**** Data lines ****

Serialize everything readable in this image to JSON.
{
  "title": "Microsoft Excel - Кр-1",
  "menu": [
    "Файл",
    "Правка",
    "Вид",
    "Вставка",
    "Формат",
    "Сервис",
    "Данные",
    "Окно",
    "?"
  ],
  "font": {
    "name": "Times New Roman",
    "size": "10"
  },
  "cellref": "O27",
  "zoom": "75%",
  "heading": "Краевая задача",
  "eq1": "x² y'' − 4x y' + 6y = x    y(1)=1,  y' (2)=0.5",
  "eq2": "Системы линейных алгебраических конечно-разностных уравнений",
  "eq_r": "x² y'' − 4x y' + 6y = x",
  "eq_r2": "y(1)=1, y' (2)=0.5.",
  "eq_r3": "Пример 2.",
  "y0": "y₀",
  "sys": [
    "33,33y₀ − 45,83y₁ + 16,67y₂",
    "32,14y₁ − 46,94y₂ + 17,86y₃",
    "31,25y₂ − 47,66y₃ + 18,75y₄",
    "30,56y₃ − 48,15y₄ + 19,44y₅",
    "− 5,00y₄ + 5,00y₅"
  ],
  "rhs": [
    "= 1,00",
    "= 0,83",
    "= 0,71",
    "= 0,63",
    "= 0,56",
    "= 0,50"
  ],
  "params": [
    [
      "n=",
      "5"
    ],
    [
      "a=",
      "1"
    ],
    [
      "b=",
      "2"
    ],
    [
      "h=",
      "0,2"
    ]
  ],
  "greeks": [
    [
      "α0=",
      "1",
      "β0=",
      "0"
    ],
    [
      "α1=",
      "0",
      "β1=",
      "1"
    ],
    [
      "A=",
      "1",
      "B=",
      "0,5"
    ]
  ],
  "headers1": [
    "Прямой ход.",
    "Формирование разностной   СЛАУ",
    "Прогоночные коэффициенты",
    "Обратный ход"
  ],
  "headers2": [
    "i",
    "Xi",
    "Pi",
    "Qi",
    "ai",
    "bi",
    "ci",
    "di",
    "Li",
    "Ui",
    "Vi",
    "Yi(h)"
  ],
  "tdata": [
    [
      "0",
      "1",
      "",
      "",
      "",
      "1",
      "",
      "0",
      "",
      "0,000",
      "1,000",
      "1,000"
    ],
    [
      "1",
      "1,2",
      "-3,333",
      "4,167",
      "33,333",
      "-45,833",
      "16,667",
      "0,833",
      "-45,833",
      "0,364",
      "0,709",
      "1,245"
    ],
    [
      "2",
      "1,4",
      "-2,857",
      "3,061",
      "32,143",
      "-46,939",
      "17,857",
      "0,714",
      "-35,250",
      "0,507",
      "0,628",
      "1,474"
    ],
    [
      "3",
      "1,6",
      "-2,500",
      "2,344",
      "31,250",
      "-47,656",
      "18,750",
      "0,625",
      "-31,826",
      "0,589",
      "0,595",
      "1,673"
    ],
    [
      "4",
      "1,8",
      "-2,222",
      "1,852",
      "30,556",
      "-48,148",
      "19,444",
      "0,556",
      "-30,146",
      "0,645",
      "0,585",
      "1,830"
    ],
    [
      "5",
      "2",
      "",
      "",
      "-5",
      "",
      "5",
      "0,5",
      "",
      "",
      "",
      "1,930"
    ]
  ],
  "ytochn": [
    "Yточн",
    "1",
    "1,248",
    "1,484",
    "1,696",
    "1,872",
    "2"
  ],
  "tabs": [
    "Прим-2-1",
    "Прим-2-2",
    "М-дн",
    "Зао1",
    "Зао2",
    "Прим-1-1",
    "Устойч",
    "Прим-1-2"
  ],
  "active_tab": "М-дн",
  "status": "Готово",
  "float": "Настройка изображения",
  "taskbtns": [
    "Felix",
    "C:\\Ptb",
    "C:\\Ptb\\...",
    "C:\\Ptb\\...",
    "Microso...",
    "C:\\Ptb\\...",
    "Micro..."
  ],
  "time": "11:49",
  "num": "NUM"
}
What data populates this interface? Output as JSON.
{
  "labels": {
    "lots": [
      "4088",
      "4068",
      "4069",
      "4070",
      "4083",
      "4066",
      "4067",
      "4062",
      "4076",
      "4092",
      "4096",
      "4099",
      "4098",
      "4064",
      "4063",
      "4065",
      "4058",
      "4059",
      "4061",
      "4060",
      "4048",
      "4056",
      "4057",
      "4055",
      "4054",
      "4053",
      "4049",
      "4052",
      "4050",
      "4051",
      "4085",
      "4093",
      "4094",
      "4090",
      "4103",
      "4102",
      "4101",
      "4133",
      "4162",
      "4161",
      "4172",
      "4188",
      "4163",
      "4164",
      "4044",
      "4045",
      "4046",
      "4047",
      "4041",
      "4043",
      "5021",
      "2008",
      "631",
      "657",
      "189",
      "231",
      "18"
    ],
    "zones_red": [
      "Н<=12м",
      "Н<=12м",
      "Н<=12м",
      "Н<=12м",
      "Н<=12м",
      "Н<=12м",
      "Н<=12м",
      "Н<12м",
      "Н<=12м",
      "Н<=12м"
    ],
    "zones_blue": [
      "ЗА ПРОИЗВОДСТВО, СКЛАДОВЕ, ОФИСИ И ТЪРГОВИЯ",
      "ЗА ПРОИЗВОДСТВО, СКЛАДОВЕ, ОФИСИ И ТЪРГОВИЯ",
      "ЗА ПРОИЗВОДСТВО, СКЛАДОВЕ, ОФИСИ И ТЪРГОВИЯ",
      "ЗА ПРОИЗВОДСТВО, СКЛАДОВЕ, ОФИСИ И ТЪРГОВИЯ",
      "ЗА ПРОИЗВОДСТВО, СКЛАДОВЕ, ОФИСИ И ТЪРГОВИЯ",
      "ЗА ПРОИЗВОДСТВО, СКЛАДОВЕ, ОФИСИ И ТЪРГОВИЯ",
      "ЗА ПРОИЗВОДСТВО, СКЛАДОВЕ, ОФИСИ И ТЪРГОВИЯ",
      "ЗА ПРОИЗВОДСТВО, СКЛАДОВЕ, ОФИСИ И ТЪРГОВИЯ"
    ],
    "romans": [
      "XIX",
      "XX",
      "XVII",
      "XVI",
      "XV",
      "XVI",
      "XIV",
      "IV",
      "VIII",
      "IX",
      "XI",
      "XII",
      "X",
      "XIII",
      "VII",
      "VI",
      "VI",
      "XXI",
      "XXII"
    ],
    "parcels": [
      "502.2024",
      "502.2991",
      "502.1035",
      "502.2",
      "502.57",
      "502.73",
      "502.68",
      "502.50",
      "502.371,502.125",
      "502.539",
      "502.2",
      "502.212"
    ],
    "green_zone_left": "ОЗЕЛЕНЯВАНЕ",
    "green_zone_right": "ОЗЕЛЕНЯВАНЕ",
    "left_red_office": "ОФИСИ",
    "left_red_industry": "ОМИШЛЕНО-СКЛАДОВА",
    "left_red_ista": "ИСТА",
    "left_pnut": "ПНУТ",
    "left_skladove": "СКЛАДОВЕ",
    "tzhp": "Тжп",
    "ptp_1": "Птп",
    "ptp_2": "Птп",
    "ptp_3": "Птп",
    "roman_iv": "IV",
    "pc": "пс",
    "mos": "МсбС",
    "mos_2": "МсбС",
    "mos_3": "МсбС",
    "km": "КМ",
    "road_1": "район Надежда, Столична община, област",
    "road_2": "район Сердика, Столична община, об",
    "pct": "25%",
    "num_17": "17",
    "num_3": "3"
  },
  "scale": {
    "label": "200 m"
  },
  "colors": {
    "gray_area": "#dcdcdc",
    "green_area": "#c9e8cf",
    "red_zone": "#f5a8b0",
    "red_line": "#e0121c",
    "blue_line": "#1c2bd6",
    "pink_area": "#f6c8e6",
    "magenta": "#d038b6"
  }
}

****

Do this:
Reproduce all the data word for word.

Expected output:
Serialize everything readable in this image to JSON.
{
  "title": "Microsoft Excel - Кр-1",
  "menu": [
    "Файл",
    "Правка",
    "Вид",
    "Вставка",
    "Формат",
    "Сервис",
    "Данные",
    "Окно",
    "?"
  ],
  "font": {
    "name": "Times New Roman",
    "size": "10"
  },
  "cellref": "O27",
  "zoom": "75%",
  "heading": "Краевая задача",
  "eq1": "x² y'' − 4x y' + 6y = x    y(1)=1,  y' (2)=0.5",
  "eq2": "Системы линейных алгебраических конечно-разностных уравнений",
  "eq_r": "x² y'' − 4x y' + 6y = x",
  "eq_r2": "y(1)=1, y' (2)=0.5.",
  "eq_r3": "Пример 2.",
  "y0": "y₀",
  "sys": [
    "33,33y₀ − 45,83y₁ + 16,67y₂",
    "32,14y₁ − 46,94y₂ + 17,86y₃",
    "31,25y₂ − 47,66y₃ + 18,75y₄",
    "30,56y₃ − 48,15y₄ + 19,44y₅",
    "− 5,00y₄ + 5,00y₅"
  ],
  "rhs": [
    "= 1,00",
    "= 0,83",
    "= 0,71",
    "= 0,63",
    "= 0,56",
    "= 0,50"
  ],
  "params": [
    [
      "n=",
      "5"
    ],
    [
      "a=",
      "1"
    ],
    [
      "b=",
      "2"
    ],
    [
      "h=",
      "0,2"
    ]
  ],
  "greeks": [
    [
      "α0=",
      "1",
      "β0=",
      "0"
    ],
    [
      "α1=",
      "0",
      "β1=",
      "1"
    ],
    [
      "A=",
      "1",
      "B=",
      "0,5"
    ]
  ],
  "headers1": [
    "Прямой ход.",
    "Формирование разностной   СЛАУ",
    "Прогоночные коэффициенты",
    "Обратный ход"
  ],
  "headers2": [
    "i",
    "Xi",
    "Pi",
    "Qi",
    "ai",
    "bi",
    "ci",
    "di",
    "Li",
    "Ui",
    "Vi",
    "Yi(h)"
  ],
  "tdata": [
    [
      "0",
      "1",
      "",
      "",
      "",
      "1",
      "",
      "0",
      "",
      "0,000",
      "1,000",
      "1,000"
    ],
    [
      "1",
      "1,2",
      "-3,333",
      "4,167",
      "33,333",
      "-45,833",
      "16,667",
      "0,833",
      "-45,833",
      "0,364",
      "0,709",
      "1,245"
    ],
    [
      "2",
      "1,4",
      "-2,857",
      "3,061",
      "32,143",
      "-46,939",
      "17,857",
      "0,714",
      "-35,250",
      "0,507",
      "0,628",
      "1,474"
    ],
    [
      "3",
      "1,6",
      "-2,500",
      "2,344",
      "31,250",
      "-47,656",
      "18,750",
      "0,625",
      "-31,826",
      "0,589",
      "0,595",
      "1,673"
    ],
    [
      "4",
      "1,8",
      "-2,222",
      "1,852",
      "30,556",
      "-48,148",
      "19,444",
      "0,556",
      "-30,146",
      "0,645",
      "0,585",
      "1,830"
    ],
    [
      "5",
      "2",
      "",
      "",
      "-5",
      "",
      "5",
      "0,5",
      "",
      "",
      "",
      "1,930"
    ]
  ],
  "ytochn": [
    "Yточн",
    "1",
    "1,248",
    "1,484",
    "1,696",
    "1,872",
    "2"
  ],
  "tabs": [
    "Прим-2-1",
    "Прим-2-2",
    "М-дн",
    "Зао1",
    "Зао2",
    "Прим-1-1",
    "Устойч",
    "Прим-1-2"
  ],
  "active_tab": "М-дн",
  "status": "Готово",
  "float": "Настройка изображения",
  "taskbtns": [
    "Felix",
    "C:\\Ptb",
    "C:\\Ptb\\...",
    "C:\\Ptb\\...",
    "Microso...",
    "C:\\Ptb\\...",
    "Micro..."
  ],
  "time": "11:49",
  "num": "NUM"
}
What data populates this interface? Output as JSON.
{
  "labels": {
    "lots": [
      "4088",
      "4068",
      "4069",
      "4070",
      "4083",
      "4066",
      "4067",
      "4062",
      "4076",
      "4092",
      "4096",
      "4099",
      "4098",
      "4064",
      "4063",
      "4065",
      "4058",
      "4059",
      "4061",
      "4060",
      "4048",
      "4056",
      "4057",
      "4055",
      "4054",
      "4053",
      "4049",
      "4052",
      "4050",
      "4051",
      "4085",
      "4093",
      "4094",
      "4090",
      "4103",
      "4102",
      "4101",
      "4133",
      "4162",
      "4161",
      "4172",
      "4188",
      "4163",
      "4164",
      "4044",
      "4045",
      "4046",
      "4047",
      "4041",
      "4043",
      "5021",
      "2008",
      "631",
      "657",
      "189",
      "231",
      "18"
    ],
    "zones_red": [
      "Н<=12м",
      "Н<=12м",
      "Н<=12м",
      "Н<=12м",
      "Н<=12м",
      "Н<=12м",
      "Н<=12м",
      "Н<12м",
      "Н<=12м",
      "Н<=12м"
    ],
    "zones_blue": [
      "ЗА ПРОИЗВОДСТВО, СКЛАДОВЕ, ОФИСИ И ТЪРГОВИЯ",
      "ЗА ПРОИЗВОДСТВО, СКЛАДОВЕ, ОФИСИ И ТЪРГОВИЯ",
      "ЗА ПРОИЗВОДСТВО, СКЛАДОВЕ, ОФИСИ И ТЪРГОВИЯ",
      "ЗА ПРОИЗВОДСТВО, СКЛАДОВЕ, ОФИСИ И ТЪРГОВИЯ",
      "ЗА ПРОИЗВОДСТВО, СКЛАДОВЕ, ОФИСИ И ТЪРГОВИЯ",
      "ЗА ПРОИЗВОДСТВО, СКЛАДОВЕ, ОФИСИ И ТЪРГОВИЯ",
      "ЗА ПРОИЗВОДСТВО, СКЛАДОВЕ, ОФИСИ И ТЪРГОВИЯ",
      "ЗА ПРОИЗВОДСТВО, СКЛАДОВЕ, ОФИСИ И ТЪРГОВИЯ"
    ],
    "romans": [
      "XIX",
      "XX",
      "XVII",
      "XVI",
      "XV",
      "XVI",
      "XIV",
      "IV",
      "VIII",
      "IX",
      "XI",
      "XII",
      "X",
      "XIII",
      "VII",
      "VI",
      "VI",
      "XXI",
      "XXII"
    ],
    "parcels": [
      "502.2024",
      "502.2991",
      "502.1035",
      "502.2",
      "502.57",
      "502.73",
      "502.68",
      "502.50",
      "502.371,502.125",
      "502.539",
      "502.2",
      "502.212"
    ],
    "green_zone_left": "ОЗЕЛЕНЯВАНЕ",
    "green_zone_right": "ОЗЕЛЕНЯВАНЕ",
    "left_red_office": "ОФИСИ",
    "left_red_industry": "ОМИШЛЕНО-СКЛАДОВА",
    "left_red_ista": "ИСТА",
    "left_pnut": "ПНУТ",
    "left_skladove": "СКЛАДОВЕ",
    "tzhp": "Тжп",
    "ptp_1": "Птп",
    "ptp_2": "Птп",
    "ptp_3": "Птп",
    "roman_iv": "IV",
    "pc": "пс",
    "mos": "МсбС",
    "mos_2": "МсбС",
    "mos_3": "МсбС",
    "km": "КМ",
    "road_1": "район Надежда, Столична община, област",
    "road_2": "район Сердика, Столична община, об",
    "pct": "25%",
    "num_17": "17",
    "num_3": "3"
  },
  "scale": {
    "label": "200 m"
  },
  "colors": {
    "gray_area": "#dcdcdc",
    "green_area": "#c9e8cf",
    "red_zone": "#f5a8b0",
    "red_line": "#e0121c",
    "blue_line": "#1c2bd6",
    "pink_area": "#f6c8e6",
    "magenta": "#d038b6"
  }
}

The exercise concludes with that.